### Tasks to carry out
- 1) Using the passage on parenting and disability below, decide whether each statement agrees with it, answering yes or no and quoting the words that settle it: (a) The author is a new parent. (b) The author holds that all questions must be evaluated as matters of individual utility. (c) A person's religious identity is usually conferred by their parents.
- 2) In the passage on parenting and disability below, which philosopher do the arguments for letting nature take its course often remind the author of?
- 3) According to the passage on parenting and disability below, why does society struggle to discuss these issues? Answer in one to three sentences.

But let’s move to the normative dimension: who makes these decisions, and who decides who and what an individual becomes? The former is to a great extent a prosaic matter of power politics. Parents and institutions, civil and governmental, have long battled over children. But the latter is a deeper philosophical issue. What makes you you? There are many individuals for whom their religious identity is simply an essential part of who they are, but usually that identity is conferred upon them by their parents. Do the parents have the right to create such an individual, with a particular sense of self? My point is that when you moot the issue of identity in a deep fundamental manner you open up a huge can of worms, and broader issues which go back to David Hume and further deep into the mists of antiquity.
Finally, as a new parent these sorts of stories have a heightened salience for me. They are usually presented in a narrative style which strips away the substance of lived experience, and pits several actors and agents against each other. Here you have the parents and a group of activists, along with the governments and hospitals. But the organic reality of living decades as a caregiver for a profoundly disabled individual is removed from the picture. The impact that it might have on other children, or on your social relations more generally are not present in the narrative. We live in a world where many parents neglect their children, or enter into the stage of life of being a parent with relative casual interest or focus. But these particular parents, who are put in a position of extreme difficult emotionally and materially, are monitored with great care, and have a whole cadre of public interest lawyers devoted to making sure they do the right thing (the “right thing” being what others determine).
The root problem we have as a society about discussing these issues is that we don’t have a fully fleshed out explicit model for what the good life is. There are some activists in the disability rights movement who deny that the lives of people we generally classify as disabled lacking in anything. This is a complex question, because to some extent we are all imperfect. But is a world without children in wheelchairs or children with Down syndrome a lesser world? Too often the arguments in favor of allowing for nature to take its course in these matters are reminiscent to me of the arguments of Leibniz. I lean against the idea that we need the physical and mentally disabled, at least more than the suffering which these disabilities impose upon individuals who are the subjects of the suffering, or the families around them. I do not believe that we must evaluate all questions as matters of individual utility, but that is certainly where we should start.

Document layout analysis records
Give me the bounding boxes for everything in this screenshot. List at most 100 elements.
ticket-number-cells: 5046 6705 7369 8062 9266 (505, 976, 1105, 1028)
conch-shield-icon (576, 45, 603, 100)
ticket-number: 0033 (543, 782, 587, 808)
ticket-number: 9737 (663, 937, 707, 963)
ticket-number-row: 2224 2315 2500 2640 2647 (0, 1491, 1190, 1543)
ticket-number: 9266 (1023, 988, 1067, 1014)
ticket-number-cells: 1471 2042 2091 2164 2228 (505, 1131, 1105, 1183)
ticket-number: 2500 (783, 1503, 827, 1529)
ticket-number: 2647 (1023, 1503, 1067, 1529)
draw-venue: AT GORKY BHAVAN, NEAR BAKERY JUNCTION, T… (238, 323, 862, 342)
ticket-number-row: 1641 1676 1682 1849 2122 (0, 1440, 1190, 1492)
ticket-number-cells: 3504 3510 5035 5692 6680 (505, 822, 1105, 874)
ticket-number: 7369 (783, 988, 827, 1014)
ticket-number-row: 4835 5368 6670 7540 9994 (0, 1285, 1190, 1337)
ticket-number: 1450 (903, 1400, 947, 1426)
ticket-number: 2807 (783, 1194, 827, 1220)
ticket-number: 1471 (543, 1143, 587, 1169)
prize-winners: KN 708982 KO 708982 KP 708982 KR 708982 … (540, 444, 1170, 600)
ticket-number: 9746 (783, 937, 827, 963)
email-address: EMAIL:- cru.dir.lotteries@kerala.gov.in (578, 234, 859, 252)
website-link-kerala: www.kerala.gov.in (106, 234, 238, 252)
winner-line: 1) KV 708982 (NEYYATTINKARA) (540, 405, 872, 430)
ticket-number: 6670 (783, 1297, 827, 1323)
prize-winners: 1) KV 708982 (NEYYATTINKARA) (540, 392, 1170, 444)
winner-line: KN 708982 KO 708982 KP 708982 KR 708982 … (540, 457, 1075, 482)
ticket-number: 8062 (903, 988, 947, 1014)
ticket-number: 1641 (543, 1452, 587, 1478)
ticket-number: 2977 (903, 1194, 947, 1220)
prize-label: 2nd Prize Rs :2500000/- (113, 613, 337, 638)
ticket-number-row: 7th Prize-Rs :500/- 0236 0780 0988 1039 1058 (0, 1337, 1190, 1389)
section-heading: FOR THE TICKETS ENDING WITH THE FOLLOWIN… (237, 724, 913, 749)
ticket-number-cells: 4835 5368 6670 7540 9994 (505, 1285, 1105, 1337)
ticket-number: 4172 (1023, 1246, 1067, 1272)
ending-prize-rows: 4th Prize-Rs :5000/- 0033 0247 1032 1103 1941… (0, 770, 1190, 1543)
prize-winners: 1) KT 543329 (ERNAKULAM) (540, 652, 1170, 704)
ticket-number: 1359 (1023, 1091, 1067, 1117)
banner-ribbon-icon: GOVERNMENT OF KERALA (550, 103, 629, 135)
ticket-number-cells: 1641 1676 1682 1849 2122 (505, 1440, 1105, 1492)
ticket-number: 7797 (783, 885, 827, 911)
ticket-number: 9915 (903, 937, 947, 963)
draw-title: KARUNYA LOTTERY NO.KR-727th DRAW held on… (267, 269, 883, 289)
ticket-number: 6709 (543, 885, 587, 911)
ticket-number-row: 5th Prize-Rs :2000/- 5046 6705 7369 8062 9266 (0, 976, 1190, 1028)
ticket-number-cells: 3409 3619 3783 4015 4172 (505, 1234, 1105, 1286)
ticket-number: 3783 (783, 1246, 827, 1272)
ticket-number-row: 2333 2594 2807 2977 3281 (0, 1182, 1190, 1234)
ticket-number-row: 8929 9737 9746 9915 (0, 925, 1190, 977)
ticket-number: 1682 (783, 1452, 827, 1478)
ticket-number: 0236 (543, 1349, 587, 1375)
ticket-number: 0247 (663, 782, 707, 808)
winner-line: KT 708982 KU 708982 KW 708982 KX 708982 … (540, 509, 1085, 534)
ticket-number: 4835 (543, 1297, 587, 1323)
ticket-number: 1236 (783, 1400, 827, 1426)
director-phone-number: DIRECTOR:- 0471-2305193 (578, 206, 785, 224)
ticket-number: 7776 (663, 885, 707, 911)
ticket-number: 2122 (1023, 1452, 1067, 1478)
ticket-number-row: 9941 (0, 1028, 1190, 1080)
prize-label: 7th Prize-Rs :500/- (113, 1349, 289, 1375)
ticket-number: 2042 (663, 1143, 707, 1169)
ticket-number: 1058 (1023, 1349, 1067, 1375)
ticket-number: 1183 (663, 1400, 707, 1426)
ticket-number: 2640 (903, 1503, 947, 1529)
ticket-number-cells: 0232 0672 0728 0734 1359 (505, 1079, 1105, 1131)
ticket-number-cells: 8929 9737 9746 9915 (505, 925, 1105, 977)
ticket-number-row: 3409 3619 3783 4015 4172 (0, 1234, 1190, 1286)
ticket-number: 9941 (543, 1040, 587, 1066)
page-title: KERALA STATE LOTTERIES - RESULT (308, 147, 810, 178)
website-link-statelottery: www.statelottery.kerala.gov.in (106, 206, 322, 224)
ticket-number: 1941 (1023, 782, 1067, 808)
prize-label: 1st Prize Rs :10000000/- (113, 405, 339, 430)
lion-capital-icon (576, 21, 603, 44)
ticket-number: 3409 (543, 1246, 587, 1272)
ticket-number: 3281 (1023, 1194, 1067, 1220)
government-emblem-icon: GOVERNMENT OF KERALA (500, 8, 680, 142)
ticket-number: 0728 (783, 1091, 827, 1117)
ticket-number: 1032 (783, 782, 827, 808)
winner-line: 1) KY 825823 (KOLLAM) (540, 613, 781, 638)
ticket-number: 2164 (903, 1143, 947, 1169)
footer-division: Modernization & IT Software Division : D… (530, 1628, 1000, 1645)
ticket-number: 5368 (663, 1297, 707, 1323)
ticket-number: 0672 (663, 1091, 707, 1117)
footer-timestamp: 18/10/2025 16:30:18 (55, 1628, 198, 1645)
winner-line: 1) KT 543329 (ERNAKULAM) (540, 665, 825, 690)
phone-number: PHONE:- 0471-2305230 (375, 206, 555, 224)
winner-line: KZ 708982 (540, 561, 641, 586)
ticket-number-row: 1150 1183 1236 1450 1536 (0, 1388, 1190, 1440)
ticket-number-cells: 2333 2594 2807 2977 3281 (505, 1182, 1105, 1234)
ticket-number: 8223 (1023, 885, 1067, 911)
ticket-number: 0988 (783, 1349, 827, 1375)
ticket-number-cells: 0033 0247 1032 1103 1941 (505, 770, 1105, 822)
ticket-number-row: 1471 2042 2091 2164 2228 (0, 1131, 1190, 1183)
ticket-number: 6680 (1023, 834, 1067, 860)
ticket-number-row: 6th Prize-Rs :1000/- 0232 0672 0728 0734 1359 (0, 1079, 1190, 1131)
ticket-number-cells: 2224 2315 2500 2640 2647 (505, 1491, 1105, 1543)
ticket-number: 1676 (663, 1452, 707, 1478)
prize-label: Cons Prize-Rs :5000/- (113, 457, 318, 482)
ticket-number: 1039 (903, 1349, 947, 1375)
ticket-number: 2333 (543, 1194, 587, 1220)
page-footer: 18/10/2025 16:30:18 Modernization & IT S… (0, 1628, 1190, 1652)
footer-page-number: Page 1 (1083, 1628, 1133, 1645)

### Exercise answers
- 1)
(a) Yes: "as a new parent these sorts of stories have a heightened salience for me."
(b) No: "I do not believe that we must evaluate all questions as matters of individual utility, but that is certainly where we should start."
(c) Yes: "usually that identity is conferred upon them by their parents."

- 2) They remind the author of the arguments of Leibniz.

- 3) The root problem is that society lacks a fully fleshed out, explicit model of what the good life is. Without that model, questions such as whether a world without disabled children is a lesser world remain hard to settle.